→ **TASK STATEMENT**
Every line holding the string "hours" should be gathered.

Dataset items:
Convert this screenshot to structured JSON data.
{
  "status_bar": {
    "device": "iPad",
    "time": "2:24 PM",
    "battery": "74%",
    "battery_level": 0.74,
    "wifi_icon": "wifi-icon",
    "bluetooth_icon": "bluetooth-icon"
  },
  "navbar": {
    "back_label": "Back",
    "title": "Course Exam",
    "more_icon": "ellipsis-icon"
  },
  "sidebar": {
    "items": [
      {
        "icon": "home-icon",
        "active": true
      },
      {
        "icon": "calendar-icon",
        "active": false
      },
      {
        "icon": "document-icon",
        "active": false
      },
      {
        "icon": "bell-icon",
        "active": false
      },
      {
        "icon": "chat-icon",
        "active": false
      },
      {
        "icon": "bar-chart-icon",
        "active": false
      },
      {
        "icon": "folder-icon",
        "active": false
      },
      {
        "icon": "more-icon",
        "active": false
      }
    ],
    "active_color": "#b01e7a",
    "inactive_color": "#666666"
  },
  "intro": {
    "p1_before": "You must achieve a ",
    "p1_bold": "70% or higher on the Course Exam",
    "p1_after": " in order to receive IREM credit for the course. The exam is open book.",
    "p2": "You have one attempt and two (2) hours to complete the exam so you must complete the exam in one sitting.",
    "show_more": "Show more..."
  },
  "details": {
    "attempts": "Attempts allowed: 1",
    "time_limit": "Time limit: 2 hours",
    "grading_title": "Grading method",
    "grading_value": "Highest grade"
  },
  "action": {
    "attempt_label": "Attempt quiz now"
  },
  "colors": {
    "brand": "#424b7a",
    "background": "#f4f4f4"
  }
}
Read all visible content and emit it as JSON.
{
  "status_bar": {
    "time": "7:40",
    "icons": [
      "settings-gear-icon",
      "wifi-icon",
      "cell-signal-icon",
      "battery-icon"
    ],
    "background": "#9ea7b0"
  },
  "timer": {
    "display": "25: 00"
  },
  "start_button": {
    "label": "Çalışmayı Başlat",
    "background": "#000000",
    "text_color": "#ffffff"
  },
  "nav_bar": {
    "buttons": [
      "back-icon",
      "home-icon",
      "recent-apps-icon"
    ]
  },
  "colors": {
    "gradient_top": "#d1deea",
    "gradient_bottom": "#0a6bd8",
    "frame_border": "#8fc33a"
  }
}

→ **EXERCISE SOLUTION**
    "p2": "You have one attempt and two (2) hours to complete the exam so you must complete the exam in one sitting.",
    "time_limit": "Time limit: 2 hours",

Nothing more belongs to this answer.